SOURCE EXTRACT ▸
_ _ _ _ _ _ _

PART TWO – Your guide to staying away from the cray cray, and having fun while planning a wedding and being a fiancé, brought to you by our wonderfully honest friend Kate of Good Day Club. If you missed the first part, read it here.
Getting engaged is exciting! Having a fiancé is exciting! Planning a wedding is… well it can be a real ball ache – which is the exact opposite of how you thought your balls would feel, right? If you read our first part to this series, you’ll know this Q&A was inspired by a bride who asked me why getting married had to happen to a nice person like her. Another friend got engaged and then almost immediately went into an anxiety spiral that left her Googling ‘best engagement rings for chubby sausage fingers’. Not exactly the glowing, love filled time of their lives.
Behold, it doesn’t have to be a nightmare and going cray cray is not guaranteed! Read on for the low down on guests numbers, avoiding all the ‘good advice’ from ‘annoying people’, budgets, what order to book things in and how to have a wedding that doesn’t look like everyone else’s.
How do you decide who’s coming and who’s not? Numbers are hard!
Invite people who you truly want to share the day with. If the thought of a prospective guest makes you sigh dramatically, roll your eyes or start telling an anecdote involves bodily fluids, beer bongs or getting arrested, strike them off.
- Don’t invite Amy from accounts because you have lunch with her occasionally but never see outside of work
- Don’t invite smelly Great Uncle Bert who you only see at funerals
- Do invite friends who you can see yourself still hanging out with in 10 years
- Do invite friends and family that you both already know. Your wedding is not the time to meet your second cousins new boyfriend.

_ _ _ _ _ _ _

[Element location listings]
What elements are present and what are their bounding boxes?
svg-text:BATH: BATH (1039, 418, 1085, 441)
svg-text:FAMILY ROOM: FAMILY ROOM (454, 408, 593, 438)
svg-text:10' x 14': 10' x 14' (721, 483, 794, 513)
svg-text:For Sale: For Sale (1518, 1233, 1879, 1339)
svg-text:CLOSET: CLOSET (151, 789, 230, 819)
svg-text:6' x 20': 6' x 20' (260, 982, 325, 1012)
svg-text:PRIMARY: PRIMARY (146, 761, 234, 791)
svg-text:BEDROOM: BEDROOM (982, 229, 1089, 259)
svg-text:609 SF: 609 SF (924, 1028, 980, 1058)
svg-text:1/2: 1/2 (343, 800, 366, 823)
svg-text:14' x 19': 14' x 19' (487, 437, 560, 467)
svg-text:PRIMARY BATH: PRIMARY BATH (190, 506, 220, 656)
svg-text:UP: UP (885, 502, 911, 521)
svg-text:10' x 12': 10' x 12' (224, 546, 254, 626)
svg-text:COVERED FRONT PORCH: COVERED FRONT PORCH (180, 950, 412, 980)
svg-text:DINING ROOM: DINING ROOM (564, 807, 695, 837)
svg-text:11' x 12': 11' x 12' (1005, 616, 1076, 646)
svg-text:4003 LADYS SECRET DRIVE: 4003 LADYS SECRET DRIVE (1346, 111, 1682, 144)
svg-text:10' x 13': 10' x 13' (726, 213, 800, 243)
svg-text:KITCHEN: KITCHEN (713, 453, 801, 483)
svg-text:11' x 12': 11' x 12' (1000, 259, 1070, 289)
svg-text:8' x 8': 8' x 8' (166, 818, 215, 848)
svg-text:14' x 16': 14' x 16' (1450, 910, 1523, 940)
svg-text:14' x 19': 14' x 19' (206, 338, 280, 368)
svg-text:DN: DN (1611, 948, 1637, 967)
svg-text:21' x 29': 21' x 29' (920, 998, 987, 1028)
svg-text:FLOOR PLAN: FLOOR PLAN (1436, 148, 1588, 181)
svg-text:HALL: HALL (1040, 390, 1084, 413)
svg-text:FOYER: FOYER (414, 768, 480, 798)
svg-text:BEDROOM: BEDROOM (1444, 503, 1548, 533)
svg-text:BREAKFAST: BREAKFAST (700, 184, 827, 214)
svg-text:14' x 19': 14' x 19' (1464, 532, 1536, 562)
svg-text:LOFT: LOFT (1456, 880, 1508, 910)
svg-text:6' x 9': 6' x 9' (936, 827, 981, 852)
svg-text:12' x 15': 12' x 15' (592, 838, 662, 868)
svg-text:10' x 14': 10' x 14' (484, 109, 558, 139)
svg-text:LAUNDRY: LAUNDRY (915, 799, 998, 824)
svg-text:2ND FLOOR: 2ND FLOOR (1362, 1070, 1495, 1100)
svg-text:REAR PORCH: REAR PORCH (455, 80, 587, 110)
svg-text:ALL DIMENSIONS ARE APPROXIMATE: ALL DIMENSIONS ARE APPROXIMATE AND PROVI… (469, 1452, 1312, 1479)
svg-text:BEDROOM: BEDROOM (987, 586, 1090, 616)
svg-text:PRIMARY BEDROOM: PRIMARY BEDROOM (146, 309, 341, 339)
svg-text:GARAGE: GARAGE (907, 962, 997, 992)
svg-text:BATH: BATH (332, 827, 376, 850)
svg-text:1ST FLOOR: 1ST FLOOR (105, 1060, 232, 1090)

_ _ _ _ _ _ _

WRITTEN INSTRUCTION ▸ Translate this sentence from the wedding-planning guide into Spanish: "Invite people who you truly want to share the day with." The lines after the wedding-planning guide are separate material and have no connection to it.

RESPONSE TO THE EXERCISE ▸ Invita a las personas con las que de verdad quieres compartir el día.